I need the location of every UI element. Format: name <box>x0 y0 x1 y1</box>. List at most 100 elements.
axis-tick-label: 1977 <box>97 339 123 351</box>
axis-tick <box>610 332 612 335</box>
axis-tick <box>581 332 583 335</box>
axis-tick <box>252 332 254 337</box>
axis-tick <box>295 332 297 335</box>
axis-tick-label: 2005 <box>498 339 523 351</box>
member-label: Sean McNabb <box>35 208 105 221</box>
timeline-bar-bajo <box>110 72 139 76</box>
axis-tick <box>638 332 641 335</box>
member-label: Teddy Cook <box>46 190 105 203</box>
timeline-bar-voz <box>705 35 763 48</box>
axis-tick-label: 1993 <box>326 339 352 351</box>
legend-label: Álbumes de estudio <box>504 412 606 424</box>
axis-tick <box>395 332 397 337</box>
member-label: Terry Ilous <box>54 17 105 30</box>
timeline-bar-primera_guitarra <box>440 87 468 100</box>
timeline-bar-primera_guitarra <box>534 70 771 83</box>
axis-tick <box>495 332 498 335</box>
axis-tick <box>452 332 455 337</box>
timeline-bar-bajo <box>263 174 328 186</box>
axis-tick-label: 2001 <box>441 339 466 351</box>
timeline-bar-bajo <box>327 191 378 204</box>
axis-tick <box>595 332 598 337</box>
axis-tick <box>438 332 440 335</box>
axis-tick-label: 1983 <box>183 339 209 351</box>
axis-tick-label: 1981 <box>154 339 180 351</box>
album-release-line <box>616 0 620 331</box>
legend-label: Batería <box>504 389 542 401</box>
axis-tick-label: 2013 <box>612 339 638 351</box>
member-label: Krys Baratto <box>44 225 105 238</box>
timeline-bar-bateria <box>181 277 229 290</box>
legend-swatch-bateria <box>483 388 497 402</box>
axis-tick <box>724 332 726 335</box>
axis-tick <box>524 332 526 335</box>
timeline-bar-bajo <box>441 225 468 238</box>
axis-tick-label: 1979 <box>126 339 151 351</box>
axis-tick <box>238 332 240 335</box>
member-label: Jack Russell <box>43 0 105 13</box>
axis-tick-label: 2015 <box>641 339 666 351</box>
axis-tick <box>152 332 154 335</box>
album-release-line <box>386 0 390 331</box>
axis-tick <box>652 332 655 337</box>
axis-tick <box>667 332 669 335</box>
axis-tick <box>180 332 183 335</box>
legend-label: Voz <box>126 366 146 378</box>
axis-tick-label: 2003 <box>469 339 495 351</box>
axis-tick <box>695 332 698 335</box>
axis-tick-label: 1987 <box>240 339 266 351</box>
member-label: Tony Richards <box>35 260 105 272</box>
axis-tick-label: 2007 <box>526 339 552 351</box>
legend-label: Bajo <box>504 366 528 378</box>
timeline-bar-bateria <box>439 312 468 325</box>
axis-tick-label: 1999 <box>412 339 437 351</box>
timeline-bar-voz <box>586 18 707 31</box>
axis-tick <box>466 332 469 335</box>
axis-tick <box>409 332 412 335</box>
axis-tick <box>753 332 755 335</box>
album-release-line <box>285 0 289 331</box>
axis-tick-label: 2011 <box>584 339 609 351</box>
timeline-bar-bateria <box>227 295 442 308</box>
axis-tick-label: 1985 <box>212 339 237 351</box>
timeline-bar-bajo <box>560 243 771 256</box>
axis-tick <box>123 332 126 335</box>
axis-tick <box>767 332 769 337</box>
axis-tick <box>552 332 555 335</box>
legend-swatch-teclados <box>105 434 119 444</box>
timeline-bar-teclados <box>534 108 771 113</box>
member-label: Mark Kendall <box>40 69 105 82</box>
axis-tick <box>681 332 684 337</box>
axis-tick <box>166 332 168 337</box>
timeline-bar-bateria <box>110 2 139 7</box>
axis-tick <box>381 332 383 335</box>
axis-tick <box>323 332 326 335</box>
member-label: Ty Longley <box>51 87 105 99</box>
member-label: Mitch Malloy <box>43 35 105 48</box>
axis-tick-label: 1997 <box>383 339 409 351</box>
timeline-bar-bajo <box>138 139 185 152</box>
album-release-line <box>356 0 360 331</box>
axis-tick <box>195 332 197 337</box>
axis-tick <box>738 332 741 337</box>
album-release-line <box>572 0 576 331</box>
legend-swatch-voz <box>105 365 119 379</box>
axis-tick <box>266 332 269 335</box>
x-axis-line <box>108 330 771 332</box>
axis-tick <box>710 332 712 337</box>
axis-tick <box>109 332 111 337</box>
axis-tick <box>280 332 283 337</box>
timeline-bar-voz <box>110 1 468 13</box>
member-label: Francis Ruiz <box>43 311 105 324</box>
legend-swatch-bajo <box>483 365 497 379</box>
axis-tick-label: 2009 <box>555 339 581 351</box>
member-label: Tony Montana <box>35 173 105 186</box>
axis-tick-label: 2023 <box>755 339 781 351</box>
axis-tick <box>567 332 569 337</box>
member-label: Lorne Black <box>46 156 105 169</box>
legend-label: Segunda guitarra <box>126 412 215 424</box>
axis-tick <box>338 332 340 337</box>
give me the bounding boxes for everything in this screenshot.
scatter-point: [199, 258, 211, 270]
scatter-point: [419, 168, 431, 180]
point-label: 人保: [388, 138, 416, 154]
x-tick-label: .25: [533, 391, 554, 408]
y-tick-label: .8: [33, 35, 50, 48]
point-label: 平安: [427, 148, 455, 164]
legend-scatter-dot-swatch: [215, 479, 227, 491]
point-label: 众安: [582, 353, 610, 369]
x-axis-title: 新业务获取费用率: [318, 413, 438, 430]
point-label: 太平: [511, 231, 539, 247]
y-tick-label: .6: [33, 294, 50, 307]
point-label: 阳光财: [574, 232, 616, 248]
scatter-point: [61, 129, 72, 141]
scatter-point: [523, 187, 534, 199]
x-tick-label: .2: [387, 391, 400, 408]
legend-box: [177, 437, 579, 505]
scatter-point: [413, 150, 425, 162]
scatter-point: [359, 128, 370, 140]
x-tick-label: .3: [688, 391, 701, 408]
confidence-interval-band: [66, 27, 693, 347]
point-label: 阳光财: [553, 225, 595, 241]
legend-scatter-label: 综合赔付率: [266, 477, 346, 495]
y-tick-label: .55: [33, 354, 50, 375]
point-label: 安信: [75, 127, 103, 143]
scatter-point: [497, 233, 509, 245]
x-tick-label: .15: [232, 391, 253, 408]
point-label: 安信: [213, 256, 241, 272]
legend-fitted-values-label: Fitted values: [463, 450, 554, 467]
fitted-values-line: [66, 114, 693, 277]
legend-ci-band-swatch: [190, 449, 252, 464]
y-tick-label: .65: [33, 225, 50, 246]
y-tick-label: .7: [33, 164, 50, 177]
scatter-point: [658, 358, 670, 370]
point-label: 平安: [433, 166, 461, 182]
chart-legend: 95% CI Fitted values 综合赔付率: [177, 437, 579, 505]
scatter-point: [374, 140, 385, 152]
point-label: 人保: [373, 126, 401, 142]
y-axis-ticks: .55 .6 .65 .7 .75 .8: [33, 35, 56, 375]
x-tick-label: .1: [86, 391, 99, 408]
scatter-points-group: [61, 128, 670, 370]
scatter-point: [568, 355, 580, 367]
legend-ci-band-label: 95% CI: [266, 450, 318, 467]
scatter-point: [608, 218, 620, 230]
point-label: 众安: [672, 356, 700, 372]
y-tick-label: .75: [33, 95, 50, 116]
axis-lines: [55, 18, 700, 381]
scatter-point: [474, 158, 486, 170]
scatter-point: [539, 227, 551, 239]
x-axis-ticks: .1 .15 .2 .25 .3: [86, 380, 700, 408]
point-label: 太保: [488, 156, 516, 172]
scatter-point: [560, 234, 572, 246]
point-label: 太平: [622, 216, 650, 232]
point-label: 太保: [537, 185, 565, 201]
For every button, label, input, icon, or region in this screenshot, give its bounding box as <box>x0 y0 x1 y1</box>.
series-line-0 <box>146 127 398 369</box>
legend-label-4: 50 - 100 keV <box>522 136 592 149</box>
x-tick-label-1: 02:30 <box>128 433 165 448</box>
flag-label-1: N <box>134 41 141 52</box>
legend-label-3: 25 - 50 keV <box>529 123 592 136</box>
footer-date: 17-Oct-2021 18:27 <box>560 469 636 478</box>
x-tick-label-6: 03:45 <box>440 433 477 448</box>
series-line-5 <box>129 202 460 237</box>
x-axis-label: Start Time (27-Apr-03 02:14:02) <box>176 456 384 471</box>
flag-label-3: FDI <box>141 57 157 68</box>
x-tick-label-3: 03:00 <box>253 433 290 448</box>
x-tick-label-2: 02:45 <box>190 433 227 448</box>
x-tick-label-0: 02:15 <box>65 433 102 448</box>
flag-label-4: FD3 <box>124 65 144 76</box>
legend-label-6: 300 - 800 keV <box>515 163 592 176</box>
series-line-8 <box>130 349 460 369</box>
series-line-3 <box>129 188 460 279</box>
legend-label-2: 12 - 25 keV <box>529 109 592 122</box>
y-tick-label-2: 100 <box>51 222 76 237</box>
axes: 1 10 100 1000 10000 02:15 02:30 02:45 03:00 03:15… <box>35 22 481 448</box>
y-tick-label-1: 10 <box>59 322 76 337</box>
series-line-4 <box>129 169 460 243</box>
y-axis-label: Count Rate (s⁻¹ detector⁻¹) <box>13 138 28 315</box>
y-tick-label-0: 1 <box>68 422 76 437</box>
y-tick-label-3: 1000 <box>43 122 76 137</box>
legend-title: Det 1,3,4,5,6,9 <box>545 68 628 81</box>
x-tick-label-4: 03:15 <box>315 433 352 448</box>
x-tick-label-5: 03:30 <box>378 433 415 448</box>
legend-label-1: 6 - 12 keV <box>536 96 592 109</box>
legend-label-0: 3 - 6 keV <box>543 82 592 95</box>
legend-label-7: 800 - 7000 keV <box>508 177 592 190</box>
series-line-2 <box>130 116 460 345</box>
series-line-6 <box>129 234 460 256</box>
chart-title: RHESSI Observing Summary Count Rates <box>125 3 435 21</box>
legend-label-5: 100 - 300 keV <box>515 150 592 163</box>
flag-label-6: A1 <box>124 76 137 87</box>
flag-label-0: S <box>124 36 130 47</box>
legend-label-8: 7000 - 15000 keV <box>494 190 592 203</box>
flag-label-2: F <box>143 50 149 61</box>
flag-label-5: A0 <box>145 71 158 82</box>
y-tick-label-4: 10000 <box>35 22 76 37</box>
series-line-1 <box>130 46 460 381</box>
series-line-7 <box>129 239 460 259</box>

-------

**Requisitos:** Reescribe los datos desde el principio hasta la línea que contiene "axis-tick-label: 2005 <box>498", ambas incluidas, y sustituye "location" por "position" sin cambiar nada más.

**Resultado del ejercicio:**
I need the position of every UI element. Format: name <box>x0 y0 x1 y1</box>. List at most 100 elements.
axis-tick-label: 1977 <box>97 339 123 351</box>
axis-tick <box>610 332 612 335</box>
axis-tick <box>581 332 583 335</box>
axis-tick <box>252 332 254 337</box>
axis-tick <box>295 332 297 335</box>
axis-tick-label: 2005 <box>498 339 523 351</box>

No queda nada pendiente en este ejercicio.